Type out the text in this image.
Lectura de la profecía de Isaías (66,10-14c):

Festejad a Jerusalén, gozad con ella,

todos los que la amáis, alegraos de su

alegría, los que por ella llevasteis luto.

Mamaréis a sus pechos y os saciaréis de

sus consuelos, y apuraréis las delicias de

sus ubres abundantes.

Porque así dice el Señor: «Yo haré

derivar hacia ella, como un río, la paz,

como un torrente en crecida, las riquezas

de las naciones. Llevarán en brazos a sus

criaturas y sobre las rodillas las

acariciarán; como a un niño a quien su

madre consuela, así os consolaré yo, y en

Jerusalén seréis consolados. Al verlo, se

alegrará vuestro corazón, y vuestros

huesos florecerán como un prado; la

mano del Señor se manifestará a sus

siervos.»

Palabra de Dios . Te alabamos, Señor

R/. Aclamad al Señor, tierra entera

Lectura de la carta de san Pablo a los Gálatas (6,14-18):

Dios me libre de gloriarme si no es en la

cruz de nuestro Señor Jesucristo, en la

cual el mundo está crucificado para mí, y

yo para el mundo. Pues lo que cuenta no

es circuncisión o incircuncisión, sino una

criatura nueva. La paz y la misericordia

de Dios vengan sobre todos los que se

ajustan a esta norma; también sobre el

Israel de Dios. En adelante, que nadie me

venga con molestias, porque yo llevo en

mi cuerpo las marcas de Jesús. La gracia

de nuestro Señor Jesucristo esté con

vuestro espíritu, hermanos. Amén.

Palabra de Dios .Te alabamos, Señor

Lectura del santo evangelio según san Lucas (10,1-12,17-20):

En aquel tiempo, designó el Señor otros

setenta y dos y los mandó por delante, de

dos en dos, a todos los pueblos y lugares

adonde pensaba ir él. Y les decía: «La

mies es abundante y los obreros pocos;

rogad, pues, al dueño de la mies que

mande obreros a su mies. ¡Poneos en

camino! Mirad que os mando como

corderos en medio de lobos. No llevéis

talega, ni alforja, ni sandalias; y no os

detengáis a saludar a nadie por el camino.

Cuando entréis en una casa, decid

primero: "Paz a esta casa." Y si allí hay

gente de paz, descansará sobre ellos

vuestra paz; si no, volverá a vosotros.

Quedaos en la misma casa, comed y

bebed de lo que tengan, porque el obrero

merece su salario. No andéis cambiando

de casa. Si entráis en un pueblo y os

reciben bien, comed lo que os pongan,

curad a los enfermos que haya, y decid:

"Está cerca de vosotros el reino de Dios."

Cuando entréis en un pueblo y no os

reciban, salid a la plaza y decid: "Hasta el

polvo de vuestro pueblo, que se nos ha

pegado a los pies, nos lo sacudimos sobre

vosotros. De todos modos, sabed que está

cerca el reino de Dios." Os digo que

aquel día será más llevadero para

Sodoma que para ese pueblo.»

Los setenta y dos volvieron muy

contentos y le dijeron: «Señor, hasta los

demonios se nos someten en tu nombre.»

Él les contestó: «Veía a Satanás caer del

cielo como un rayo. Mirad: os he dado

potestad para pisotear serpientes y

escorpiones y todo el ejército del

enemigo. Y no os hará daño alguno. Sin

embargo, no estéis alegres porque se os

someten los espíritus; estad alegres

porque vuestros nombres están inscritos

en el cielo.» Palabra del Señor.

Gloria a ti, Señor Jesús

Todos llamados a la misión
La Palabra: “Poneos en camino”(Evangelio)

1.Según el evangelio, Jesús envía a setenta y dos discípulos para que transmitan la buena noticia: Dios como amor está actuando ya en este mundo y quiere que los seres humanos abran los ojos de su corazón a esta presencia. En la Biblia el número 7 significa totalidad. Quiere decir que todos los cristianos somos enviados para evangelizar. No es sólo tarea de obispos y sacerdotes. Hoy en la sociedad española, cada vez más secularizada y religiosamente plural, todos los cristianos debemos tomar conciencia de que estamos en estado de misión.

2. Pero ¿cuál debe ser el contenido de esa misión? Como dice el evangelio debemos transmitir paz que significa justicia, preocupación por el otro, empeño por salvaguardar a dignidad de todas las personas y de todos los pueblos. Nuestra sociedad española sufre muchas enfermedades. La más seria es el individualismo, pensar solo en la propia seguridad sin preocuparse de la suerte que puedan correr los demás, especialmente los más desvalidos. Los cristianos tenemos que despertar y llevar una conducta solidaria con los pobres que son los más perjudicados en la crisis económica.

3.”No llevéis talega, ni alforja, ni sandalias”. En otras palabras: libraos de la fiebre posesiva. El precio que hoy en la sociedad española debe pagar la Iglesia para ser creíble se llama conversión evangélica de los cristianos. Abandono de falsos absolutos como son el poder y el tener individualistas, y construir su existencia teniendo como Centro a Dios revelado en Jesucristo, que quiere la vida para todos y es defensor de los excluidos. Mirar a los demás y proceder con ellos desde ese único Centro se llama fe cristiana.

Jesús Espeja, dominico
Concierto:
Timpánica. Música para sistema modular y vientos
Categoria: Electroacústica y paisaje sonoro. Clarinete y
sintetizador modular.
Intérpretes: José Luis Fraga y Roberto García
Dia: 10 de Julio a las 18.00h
┄┄┄┄┄┄┄┄┄┄
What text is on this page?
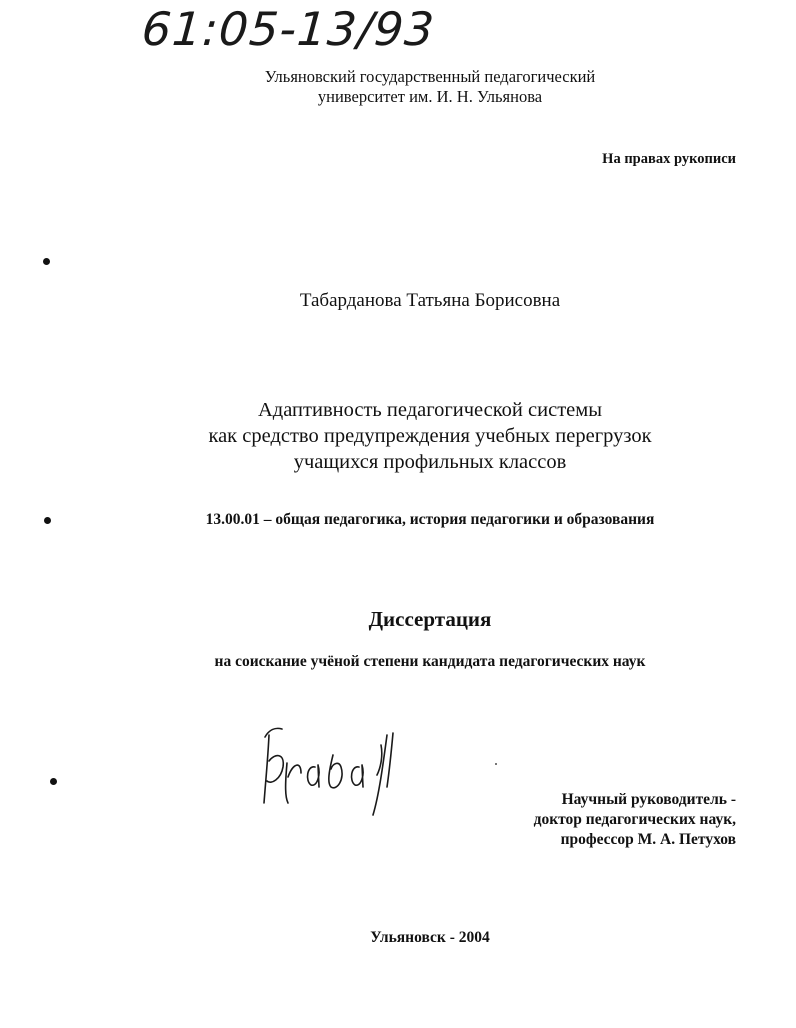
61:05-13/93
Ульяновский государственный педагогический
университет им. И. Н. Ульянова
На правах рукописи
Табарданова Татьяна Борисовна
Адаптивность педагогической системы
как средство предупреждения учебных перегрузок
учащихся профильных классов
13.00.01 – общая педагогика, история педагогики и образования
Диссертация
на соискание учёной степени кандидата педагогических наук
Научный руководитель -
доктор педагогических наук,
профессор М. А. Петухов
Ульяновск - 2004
┄┄┄┄┄┄┄┄┄┄
◆ Task requirements
Extract from the material all lines containing the string "vuestros".

◆ Task response
alegrará vuestro corazón, y vuestros
porque vuestros nombres están inscritos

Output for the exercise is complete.